(Records excerpted from a collection)
--- --- ---

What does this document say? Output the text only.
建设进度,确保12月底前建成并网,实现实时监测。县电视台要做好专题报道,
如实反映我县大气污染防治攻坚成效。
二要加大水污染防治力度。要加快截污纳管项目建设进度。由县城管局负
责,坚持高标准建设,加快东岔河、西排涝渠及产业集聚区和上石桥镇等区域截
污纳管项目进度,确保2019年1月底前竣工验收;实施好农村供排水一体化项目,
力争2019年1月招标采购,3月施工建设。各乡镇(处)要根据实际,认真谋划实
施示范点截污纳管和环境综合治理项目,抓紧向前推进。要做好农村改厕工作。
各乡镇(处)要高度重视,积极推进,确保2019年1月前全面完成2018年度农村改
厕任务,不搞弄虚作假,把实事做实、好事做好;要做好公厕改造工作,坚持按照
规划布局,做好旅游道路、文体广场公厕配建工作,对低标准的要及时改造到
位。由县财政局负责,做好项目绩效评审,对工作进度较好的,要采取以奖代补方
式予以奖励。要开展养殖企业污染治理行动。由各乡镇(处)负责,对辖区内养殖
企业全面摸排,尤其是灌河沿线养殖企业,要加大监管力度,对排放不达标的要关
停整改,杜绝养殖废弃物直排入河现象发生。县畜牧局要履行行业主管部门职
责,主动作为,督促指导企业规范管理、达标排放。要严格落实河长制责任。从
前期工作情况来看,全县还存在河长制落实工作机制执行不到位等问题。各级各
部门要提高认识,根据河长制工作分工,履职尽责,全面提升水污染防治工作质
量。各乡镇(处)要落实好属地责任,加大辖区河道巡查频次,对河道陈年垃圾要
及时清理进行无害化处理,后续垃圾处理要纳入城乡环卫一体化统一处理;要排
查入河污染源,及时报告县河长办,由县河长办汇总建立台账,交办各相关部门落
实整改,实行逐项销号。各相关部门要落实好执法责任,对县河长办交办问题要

--- --- ---

TASK DESCRIPTION
Quote the material exactly, leaving nothing out.

FULL RESPONSE
What does this document say? Output the text only.
建设进度,确保12月底前建成并网,实现实时监测。县电视台要做好专题报道,
如实反映我县大气污染防治攻坚成效。
二要加大水污染防治力度。要加快截污纳管项目建设进度。由县城管局负
责,坚持高标准建设,加快东岔河、西排涝渠及产业集聚区和上石桥镇等区域截
污纳管项目进度,确保2019年1月底前竣工验收;实施好农村供排水一体化项目,
力争2019年1月招标采购,3月施工建设。各乡镇(处)要根据实际,认真谋划实
施示范点截污纳管和环境综合治理项目,抓紧向前推进。要做好农村改厕工作。
各乡镇(处)要高度重视,积极推进,确保2019年1月前全面完成2018年度农村改
厕任务,不搞弄虚作假,把实事做实、好事做好;要做好公厕改造工作,坚持按照
规划布局,做好旅游道路、文体广场公厕配建工作,对低标准的要及时改造到
位。由县财政局负责,做好项目绩效评审,对工作进度较好的,要采取以奖代补方
式予以奖励。要开展养殖企业污染治理行动。由各乡镇(处)负责,对辖区内养殖
企业全面摸排,尤其是灌河沿线养殖企业,要加大监管力度,对排放不达标的要关
停整改,杜绝养殖废弃物直排入河现象发生。县畜牧局要履行行业主管部门职
责,主动作为,督促指导企业规范管理、达标排放。要严格落实河长制责任。从
前期工作情况来看,全县还存在河长制落实工作机制执行不到位等问题。各级各
部门要提高认识,根据河长制工作分工,履职尽责,全面提升水污染防治工作质
量。各乡镇(处)要落实好属地责任,加大辖区河道巡查频次,对河道陈年垃圾要
及时清理进行无害化处理,后续垃圾处理要纳入城乡环卫一体化统一处理;要排
查入河污染源,及时报告县河长办,由县河长办汇总建立台账,交办各相关部门落
实整改,实行逐项销号。各相关部门要落实好执法责任,对县河长办交办问题要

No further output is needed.